>> start Excerpted passage
2. Demography refers to:

a. the study of human populations

b. the study of any population

c. the census of a population

d. the age, sex, racial characteristics of a population of people

 

3. What did Malthus predict?

a. The human population will eventually exceed the ability of the Earth to produce food for them.

b. If trends in human population growth are true, we will always be able to feed everyone on Earth.

c. There are no limits to human population growth.

d. Although the population of London stopped growing, the world's population will not.

e. When population density gets high, homosexuality and vice increases

 

4. Have Malthus's predictions about population growth and food supply been proven correct?

a. Yes. All human populations in all countries have insufficient food.
>> end Excerpted passage
List of tasks —
• 1. In the population quiz, what does choice c under the question about Malthus's prediction say?
• 2. Carry on the population quiz from the point where it ends.
>> start Dataset excerpts
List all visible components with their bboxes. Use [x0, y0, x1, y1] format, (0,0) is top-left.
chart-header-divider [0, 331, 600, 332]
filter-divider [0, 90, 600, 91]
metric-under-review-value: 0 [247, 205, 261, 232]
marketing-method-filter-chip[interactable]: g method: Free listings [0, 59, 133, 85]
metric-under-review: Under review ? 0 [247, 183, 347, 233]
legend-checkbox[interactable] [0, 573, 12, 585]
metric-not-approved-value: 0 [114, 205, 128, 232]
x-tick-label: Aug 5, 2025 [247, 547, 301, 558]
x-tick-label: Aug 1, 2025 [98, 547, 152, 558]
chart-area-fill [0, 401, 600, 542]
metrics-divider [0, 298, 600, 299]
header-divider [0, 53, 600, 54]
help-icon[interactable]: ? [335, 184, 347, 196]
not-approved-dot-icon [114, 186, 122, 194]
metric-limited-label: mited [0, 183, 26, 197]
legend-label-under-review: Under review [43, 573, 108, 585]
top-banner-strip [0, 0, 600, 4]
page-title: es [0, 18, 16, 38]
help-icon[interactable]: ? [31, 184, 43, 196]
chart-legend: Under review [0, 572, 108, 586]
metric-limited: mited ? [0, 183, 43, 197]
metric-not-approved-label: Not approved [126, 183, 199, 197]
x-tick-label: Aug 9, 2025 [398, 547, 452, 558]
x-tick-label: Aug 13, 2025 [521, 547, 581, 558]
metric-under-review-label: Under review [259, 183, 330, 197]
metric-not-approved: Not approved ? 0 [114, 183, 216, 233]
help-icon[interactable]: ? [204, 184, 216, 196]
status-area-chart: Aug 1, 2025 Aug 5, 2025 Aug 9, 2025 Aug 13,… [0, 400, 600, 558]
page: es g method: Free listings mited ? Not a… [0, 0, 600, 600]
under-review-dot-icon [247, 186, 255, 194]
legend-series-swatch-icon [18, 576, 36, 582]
>> end Dataset excerpts
Expected outputs —
• 1. There are no limits to human population growth.

• 2.
b. Yes, but not in all areas of the world. Some human populations have enough food, but there have been famines elsewhere.

c. No. Humans populations have grown, but so have food supplies.

d. None of these are correct.

 

5. At what level will the human population reach a stable upper limit according to the World Bank?

a. 5.7 billion people in 2140

b. 10 - 12 million people in 2000

c. 10 - 12 billion people in 2140

d. 32 billion people in 2000

 

 

6. Which of the following series is an exponentially increasing series?

a. 2, 3, 4, 5, 6, 7, 8, ...

b. 2, 4, 6, 8, 10, 12, 14, ...

c. 2, 6, 10, 14, 18, 22, 26, ...

d. 2, 8, 24, 72, 216, 648, 1944, ...

e. none of these are exponentially increasing

 

7. If the birth rate in Bedsecksistan, a fictional former Soviet Republic, is 35 per 1000 and the crude death rate is 30 per 1000, what is the annual growth rate of this population?

a. 0.05 %

b. 0.005 %

c. 0.5 %

d. 5 %

e. -0.2 %

 

8. What is the population doubling time for humans in the nearby former (fictional) Soviet Republic of Gudsecksistan, a country that has a crude birth rate of 40 per 1000 and a crude death rate of 15 per 1000?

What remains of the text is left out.